EXERCISE REQUIREMENTS — Omit all pictures. Copy the rest of the material exactly.

Records from a data collection —
────────────────

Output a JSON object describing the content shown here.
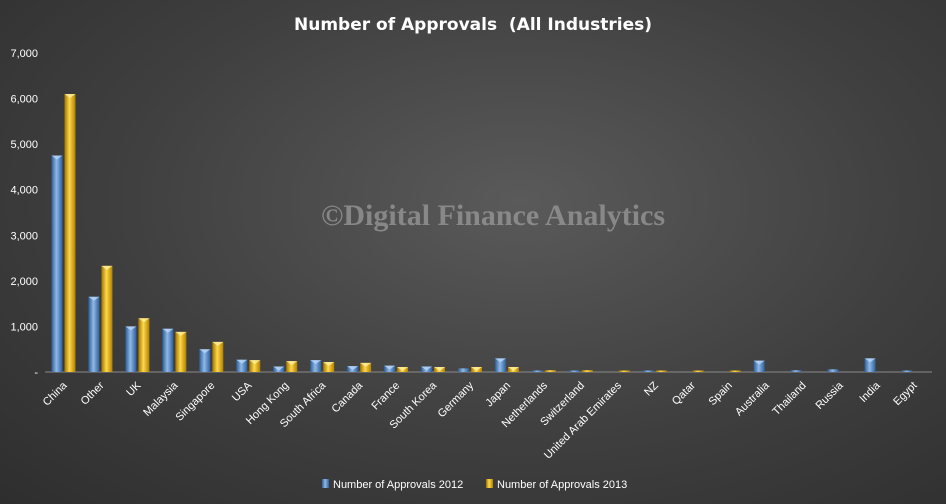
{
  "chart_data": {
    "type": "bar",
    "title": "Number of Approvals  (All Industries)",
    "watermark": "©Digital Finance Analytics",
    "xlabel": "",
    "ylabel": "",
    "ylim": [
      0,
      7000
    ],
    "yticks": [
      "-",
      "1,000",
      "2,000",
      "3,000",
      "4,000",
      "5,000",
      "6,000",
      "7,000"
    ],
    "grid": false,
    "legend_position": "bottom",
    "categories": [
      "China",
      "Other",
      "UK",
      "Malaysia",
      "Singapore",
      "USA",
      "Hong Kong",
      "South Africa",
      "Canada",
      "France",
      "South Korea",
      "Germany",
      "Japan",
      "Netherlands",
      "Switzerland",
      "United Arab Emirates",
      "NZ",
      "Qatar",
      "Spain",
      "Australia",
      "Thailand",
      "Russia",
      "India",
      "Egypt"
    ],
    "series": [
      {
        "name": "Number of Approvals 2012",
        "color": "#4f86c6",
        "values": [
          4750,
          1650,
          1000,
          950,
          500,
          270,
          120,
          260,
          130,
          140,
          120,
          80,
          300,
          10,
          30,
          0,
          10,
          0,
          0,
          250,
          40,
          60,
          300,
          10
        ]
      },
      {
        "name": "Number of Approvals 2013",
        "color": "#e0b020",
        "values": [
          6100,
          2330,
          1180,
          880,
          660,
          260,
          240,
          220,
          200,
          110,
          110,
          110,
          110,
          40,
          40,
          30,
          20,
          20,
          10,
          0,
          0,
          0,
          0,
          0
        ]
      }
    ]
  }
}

────────────────

IN RESPONSE —
Output a JSON object describing the content shown here.
{
  "chart_data": {
    "type": "bar",
    "title": "Number of Approvals  (All Industries)",
    "watermark": "©Digital Finance Analytics",
    "xlabel": "",
    "ylabel": "",
    "ylim": [
      0,
      7000
    ],
    "yticks": [
      "-",
      "1,000",
      "2,000",
      "3,000",
      "4,000",
      "5,000",
      "6,000",
      "7,000"
    ],
    "grid": false,
    "legend_position": "bottom",
    "categories": [
      "China",
      "Other",
      "UK",
      "Malaysia",
      "Singapore",
      "USA",
      "Hong Kong",
      "South Africa",
      "Canada",
      "France",
      "South Korea",
      "Germany",
      "Japan",
      "Netherlands",
      "Switzerland",
      "United Arab Emirates",
      "NZ",
      "Qatar",
      "Spain",
      "Australia",
      "Thailand",
      "Russia",
      "India",
      "Egypt"
    ],
    "series": [
      {
        "name": "Number of Approvals 2012",
        "color": "#4f86c6",
        "values": [
          4750,
          1650,
          1000,
          950,
          500,
          270,
          120,
          260,
          130,
          140,
          120,
          80,
          300,
          10,
          30,
          0,
          10,
          0,
          0,
          250,
          40,
          60,
          300,
          10
        ]
      },
      {
        "name": "Number of Approvals 2013",
        "color": "#e0b020",
        "values": [
          6100,
          2330,
          1180,
          880,
          660,
          260,
          240,
          220,
          200,
          110,
          110,
          110,
          110,
          40,
          40,
          30,
          20,
          20,
          10,
          0,
          0,
          0,
          0,
          0
        ]
      }
    ]
  }
}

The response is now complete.